------ Excerpt

Sometime in 2003 I started to employ real photographers because I was unhappy with the results of my crappy camcorder cam, so there are a few pre-September 2003 shoots that can be re-worked from larger originals.  Beginning with “Here Cums the Bride” in 2003 my original shots came from the blazing 4 megapixels of the first Canon Powershot G-series camera I bought (which had the flip out screen and wireless remote/delay which works very well for self shooting, a technique I still use today).

Back in the mid 00′s I was paying server fees for bandwidth and I do recall having my server cost something like hundreds upon hundreds of dollars a month, so I made a concious effort to keep the file size of the final JPEGS down quite a bit. Also, at the time the final processed edited shots being at 600 x 900 seemed generous for the time.

Fast forward many years later and things have changed considerably.. I still use aCanon Powershot, with originals at 7mp (2304 x 2272 original size).  Of course, during the editing process there is some cropping involved but long story short, – the originals of most of the work I did back then are much bigger than the final versions you see on the site.

Since about 2009 I realized that some people have HUGE monitors and also some people prefer to zoom in on the photos, so as I edited new shoots I’ve been slowly upping the resolution of the final shots to the point where it’s about 1800 pixels on the longest size, which is where I am now.  My intention and focus on the power of the still photograph invites the viewer to get lost in the details.

And nowadays my server has unlimited bandwidth and a much much cheaper flat rate that I pay, so final picture size is really a moot point (assuming theres enough pixel information to start with).  The only point is oh my god what a ton of work to re-do all those shoots.  But that’s what I’d like to do, just slowly.

The only thing is I’m not even sure it’s work that I want to jump back into.  Looking at these old shoots.. Eh… some of them quite frankly suck.   But some of them can be saved and even punched up a couple of levels with some creative cropping and rotating.  Here’s a few examples, and this isn’t even punched up as much as I could.

as opposed to this:
Now of course if your computer monitor is re-sizing these photos to fit, you really won’t see much difference on the more vertical shots.  It’s a bit more effective on the horozontal shots:
to be replaced by this:

One big issue is that I will have to resist the temptation to alter these photos with any photoshop trickery that I didn’t use back in the day. Oh, I could increase my breast size if I wanted to but that would be a tad bit disingenuous. Hopefully I will uncover some lost gems though.

In the process of searching through some of these old sets, I have found bits and pieces that fell by the wayside.  There was this old shoot I did in 2004 called “Green Gingham” that isn’t really my best one, but apparently I did a whole bunch of pix on the back porch and somehow it didn’t fit in with the rest of the shoot.  So there may be some previously  unreleased stuff that finally sees the light of day.

There’s also a good chance that there’s a shoot or two where the buttons to access them got accidentally deleted, though the shoots are still on the website.

So last night the first thing did to prepare for this was I actually split off the 2012 and 2013 shoots off into their own galleries, and I’m cleaning up the code and scouring the site for bad links and html errors.  Until I have more 2015 shoots, I will keep them with the 2014 shoots, so that page of “recent galleries” doesn’t look to sparse.

------------
------ Raw data

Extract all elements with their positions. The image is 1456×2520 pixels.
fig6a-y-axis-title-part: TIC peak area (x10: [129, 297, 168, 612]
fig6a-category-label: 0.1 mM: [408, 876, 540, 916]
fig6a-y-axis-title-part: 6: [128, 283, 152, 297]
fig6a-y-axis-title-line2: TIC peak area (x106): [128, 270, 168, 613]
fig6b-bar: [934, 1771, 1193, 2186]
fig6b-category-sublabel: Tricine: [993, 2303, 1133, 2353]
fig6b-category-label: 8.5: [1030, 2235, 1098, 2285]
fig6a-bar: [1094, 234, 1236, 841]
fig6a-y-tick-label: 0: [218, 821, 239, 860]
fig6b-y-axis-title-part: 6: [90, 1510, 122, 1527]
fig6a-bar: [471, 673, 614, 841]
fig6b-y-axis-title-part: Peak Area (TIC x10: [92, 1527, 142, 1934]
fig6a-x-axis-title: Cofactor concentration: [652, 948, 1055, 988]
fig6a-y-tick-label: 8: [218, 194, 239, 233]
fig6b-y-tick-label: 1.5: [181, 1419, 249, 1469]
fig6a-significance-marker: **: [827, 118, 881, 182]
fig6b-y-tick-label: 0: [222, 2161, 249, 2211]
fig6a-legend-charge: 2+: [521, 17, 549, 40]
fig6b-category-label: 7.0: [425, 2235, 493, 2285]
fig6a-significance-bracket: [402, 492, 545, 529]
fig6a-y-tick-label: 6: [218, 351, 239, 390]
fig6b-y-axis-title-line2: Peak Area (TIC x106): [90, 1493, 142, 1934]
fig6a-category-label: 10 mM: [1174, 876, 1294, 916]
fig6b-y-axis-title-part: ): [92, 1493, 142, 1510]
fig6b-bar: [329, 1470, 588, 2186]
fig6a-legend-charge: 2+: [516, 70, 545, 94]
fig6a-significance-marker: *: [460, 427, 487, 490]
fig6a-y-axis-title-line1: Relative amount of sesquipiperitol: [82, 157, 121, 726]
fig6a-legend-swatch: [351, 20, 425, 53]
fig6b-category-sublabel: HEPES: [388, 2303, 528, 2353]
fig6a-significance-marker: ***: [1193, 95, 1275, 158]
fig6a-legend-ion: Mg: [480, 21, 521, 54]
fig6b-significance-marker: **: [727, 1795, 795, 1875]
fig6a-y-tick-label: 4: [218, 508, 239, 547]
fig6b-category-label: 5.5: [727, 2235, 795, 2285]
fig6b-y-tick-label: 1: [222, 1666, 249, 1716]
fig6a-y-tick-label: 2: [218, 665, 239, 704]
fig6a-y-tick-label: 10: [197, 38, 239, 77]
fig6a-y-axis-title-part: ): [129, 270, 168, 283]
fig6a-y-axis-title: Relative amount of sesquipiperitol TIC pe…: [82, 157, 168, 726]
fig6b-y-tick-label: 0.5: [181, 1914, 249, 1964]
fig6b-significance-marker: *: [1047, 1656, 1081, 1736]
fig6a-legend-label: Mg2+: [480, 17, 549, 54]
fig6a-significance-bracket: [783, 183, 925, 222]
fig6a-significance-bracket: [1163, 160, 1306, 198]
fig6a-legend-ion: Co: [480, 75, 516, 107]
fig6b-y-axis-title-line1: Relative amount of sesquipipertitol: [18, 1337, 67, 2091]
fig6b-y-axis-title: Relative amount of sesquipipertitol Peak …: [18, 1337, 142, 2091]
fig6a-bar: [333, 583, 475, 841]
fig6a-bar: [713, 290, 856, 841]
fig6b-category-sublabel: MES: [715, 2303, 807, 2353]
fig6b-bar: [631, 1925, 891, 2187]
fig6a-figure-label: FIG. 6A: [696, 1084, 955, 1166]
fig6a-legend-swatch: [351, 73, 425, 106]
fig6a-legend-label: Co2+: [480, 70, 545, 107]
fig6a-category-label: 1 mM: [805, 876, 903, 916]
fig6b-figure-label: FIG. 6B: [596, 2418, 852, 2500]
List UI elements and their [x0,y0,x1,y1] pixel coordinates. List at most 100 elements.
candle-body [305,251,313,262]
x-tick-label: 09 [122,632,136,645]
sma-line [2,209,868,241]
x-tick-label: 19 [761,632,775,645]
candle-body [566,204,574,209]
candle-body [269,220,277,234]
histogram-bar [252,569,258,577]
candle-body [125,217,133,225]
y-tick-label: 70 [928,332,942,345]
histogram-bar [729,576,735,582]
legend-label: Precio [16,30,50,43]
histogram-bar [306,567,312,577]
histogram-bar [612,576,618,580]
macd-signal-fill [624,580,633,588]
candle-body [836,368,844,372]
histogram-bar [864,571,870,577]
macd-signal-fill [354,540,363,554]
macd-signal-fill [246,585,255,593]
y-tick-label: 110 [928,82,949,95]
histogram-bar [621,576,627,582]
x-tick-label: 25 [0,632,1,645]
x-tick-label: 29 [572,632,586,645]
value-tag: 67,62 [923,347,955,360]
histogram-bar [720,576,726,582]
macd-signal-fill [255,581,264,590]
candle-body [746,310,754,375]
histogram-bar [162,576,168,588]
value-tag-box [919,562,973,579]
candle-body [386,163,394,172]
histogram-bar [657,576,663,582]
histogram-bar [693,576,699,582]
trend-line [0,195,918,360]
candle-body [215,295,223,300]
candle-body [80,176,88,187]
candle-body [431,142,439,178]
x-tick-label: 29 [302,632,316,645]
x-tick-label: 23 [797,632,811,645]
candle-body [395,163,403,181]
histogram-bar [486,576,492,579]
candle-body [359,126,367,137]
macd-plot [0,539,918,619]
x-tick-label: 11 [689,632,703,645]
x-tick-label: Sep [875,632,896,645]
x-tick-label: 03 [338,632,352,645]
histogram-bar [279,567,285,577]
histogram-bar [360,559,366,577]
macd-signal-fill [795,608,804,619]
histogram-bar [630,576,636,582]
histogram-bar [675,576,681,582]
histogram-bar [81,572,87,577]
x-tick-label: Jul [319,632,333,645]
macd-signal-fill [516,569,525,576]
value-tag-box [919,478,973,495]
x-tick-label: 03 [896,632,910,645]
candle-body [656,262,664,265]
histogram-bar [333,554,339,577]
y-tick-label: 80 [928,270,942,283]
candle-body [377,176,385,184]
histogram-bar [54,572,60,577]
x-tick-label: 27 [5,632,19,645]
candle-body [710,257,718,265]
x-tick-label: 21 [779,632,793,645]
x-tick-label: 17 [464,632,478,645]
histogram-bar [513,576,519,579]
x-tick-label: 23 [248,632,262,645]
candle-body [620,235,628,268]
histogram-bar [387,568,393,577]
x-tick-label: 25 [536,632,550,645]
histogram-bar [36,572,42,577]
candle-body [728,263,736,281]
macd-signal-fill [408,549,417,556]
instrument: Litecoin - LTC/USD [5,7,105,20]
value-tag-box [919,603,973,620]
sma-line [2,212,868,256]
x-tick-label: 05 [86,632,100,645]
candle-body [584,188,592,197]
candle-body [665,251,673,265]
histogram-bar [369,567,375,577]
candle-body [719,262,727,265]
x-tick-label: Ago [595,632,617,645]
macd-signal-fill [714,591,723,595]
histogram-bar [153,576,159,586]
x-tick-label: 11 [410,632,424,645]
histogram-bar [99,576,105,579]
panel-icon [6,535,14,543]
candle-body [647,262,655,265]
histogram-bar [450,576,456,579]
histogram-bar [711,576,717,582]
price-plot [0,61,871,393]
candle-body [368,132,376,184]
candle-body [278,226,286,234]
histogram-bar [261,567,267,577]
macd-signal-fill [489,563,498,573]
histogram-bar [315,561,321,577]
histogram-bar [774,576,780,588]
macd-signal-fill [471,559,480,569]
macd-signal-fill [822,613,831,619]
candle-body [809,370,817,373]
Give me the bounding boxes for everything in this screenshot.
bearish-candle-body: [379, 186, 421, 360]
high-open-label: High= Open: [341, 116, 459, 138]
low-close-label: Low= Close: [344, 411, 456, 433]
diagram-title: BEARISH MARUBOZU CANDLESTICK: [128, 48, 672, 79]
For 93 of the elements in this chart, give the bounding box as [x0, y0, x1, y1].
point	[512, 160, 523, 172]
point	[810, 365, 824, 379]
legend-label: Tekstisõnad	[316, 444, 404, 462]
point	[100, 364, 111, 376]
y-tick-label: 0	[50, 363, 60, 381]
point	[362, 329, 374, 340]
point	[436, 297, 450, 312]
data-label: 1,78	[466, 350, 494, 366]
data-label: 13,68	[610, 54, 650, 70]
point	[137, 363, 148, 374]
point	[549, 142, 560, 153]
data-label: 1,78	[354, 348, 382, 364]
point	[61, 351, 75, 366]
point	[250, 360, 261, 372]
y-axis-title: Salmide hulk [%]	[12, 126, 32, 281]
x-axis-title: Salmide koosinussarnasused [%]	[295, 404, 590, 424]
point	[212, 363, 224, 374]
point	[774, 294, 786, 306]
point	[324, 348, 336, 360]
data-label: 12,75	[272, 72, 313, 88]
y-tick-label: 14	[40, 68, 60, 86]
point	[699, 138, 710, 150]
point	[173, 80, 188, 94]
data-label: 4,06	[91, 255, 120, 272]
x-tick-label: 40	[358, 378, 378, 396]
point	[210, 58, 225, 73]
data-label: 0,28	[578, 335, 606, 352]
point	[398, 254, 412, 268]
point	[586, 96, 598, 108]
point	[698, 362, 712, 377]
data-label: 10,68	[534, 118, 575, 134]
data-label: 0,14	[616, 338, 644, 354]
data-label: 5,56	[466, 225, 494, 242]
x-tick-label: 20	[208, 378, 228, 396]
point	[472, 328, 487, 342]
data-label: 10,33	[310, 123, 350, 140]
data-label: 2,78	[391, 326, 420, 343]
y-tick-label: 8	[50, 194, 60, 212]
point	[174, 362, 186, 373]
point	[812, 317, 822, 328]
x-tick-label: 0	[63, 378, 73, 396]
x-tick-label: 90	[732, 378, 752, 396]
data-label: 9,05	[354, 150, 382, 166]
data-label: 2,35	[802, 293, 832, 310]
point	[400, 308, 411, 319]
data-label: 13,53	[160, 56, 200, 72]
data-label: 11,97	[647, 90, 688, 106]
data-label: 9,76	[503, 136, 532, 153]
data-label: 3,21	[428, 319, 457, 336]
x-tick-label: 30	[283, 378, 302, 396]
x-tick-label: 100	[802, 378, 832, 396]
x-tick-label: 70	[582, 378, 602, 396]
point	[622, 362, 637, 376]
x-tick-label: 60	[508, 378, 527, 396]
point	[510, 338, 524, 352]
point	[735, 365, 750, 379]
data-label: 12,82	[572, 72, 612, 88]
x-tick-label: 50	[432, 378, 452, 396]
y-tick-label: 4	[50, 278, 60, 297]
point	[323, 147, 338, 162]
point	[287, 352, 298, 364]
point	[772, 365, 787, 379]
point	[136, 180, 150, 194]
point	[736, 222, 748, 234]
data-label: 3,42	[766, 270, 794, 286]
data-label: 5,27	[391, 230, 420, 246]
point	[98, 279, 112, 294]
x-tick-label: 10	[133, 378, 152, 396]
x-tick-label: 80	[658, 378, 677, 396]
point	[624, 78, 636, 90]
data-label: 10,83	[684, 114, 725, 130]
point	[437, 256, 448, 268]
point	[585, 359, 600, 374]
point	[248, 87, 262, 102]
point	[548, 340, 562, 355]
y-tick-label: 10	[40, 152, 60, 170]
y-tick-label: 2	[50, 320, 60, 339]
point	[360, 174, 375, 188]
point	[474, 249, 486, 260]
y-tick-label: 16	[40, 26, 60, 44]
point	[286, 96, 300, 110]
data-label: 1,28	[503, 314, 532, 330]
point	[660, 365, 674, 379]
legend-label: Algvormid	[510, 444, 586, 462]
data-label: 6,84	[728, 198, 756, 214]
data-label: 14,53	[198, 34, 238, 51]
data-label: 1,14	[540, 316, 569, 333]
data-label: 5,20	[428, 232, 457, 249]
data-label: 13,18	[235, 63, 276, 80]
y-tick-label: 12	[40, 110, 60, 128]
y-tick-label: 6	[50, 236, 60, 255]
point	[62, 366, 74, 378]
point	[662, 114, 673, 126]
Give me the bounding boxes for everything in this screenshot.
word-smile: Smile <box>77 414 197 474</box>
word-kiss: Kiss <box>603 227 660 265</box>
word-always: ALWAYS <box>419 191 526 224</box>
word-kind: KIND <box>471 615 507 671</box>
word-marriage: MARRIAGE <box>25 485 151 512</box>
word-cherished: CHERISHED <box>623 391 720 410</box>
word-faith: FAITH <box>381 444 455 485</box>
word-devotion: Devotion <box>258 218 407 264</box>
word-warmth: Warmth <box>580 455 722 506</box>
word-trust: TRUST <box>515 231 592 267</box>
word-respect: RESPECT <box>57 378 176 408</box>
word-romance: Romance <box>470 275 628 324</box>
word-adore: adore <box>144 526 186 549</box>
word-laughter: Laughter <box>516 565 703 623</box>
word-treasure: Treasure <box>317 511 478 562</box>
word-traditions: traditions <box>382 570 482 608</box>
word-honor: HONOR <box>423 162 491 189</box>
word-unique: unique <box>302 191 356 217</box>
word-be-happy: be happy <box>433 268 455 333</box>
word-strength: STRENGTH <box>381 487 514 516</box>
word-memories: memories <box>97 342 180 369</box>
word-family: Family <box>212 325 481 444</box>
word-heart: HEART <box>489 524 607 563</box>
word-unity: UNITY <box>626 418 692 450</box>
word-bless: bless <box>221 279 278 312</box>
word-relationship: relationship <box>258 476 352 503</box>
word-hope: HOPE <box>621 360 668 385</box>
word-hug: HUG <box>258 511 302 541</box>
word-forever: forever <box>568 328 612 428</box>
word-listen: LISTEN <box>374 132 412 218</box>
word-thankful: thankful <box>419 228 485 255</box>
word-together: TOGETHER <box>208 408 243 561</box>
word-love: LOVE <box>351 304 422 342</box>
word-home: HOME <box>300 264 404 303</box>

------------

What is asked:
**1.** Rewrite the passage of the post about re-editing old photo shoots between "And nowadays my" and "as I could.", inclusive, with "creative cropping" changed to "careful cropping".
**2.** According to the post about re-editing old photo shoots, in what year was the "Green Gingham" shoot done?
**3.** Pick up the post about re-editing old photo shoots where it stops and keep writing.

Task responses:
**1.**
And nowadays my server has unlimited bandwidth and a much much cheaper flat rate that I pay, so final picture size is really a moot point (assuming theres enough pixel information to start with).  The only point is oh my god what a ton of work to re-do all those shoots.  But that’s what I’d like to do, just slowly.

The only thing is I’m not even sure it’s work that I want to jump back into.  Looking at these old shoots.. Eh… some of them quite frankly suck.   But some of them can be saved and even punched up a couple of levels with some careful cropping and rotating.  Here’s a few examples, and this isn’t even punched up as much as I could.

**2.** In 2004.

**3.**
and I still got a bit of margin/centering issues here I gotta clean up.  I might dress up the background a bit more and fancy it up a bit more.
Anyway, back to the upscaling project- how will you know when all this work is done?  I’m not sure.  Right now I’ve been randomly selecting shoots as I feel like it and I even replaced a few of the low-res shots with new versions in the higher quality.  If  you go to “Cherry Pie” (from 2003 I think) there’s a few shots that are mysteriously larger for no apparentl reason.

Even then, I could've gone bigger!

I think instead of uploading these in dribs and drabs I’m going to try to wait until I have a whole years’ worth of a gallery of photos done up in the higher resolution, and then upload that all in one go. I will likely change the gallery buttons (to something larger and nicer, without the white hazy borders) for each year that’s been changed.  And the number of pictures in each gallery might also change as I pick completely different shots and work up ones I might have overlooked the first time.  Once I get to the 2006/2007 galleries, the change in size will be the most noticable because the originals were even higher quality then.  When and if I get around to the 2010 ones, I’m not sure the upscaling will be that noticeable, because at some point around then, the finals went from 950 to 1200 to 1300 to 1600 in a few spurts.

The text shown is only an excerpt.